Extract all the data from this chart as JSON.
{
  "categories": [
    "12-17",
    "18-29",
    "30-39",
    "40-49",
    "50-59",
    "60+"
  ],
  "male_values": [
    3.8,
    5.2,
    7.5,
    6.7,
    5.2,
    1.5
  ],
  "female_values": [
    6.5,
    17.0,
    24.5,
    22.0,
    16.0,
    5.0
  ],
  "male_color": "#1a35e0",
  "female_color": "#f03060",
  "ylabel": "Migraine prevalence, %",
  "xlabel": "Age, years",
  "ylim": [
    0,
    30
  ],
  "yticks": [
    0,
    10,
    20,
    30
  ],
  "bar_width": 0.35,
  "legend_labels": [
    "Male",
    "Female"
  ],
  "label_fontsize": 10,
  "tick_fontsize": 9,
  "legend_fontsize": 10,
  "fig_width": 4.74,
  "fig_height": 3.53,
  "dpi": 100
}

**Do this:** Repeat the data precisely, line by line.

**Answer below:**
Extract all the data from this chart as JSON.
{
  "categories": [
    "12-17",
    "18-29",
    "30-39",
    "40-49",
    "50-59",
    "60+"
  ],
  "male_values": [
    3.8,
    5.2,
    7.5,
    6.7,
    5.2,
    1.5
  ],
  "female_values": [
    6.5,
    17.0,
    24.5,
    22.0,
    16.0,
    5.0
  ],
  "male_color": "#1a35e0",
  "female_color": "#f03060",
  "ylabel": "Migraine prevalence, %",
  "xlabel": "Age, years",
  "ylim": [
    0,
    30
  ],
  "yticks": [
    0,
    10,
    20,
    30
  ],
  "bar_width": 0.35,
  "legend_labels": [
    "Male",
    "Female"
  ],
  "label_fontsize": 10,
  "tick_fontsize": 9,
  "legend_fontsize": 10,
  "fig_width": 4.74,
  "fig_height": 3.53,
  "dpi": 100
}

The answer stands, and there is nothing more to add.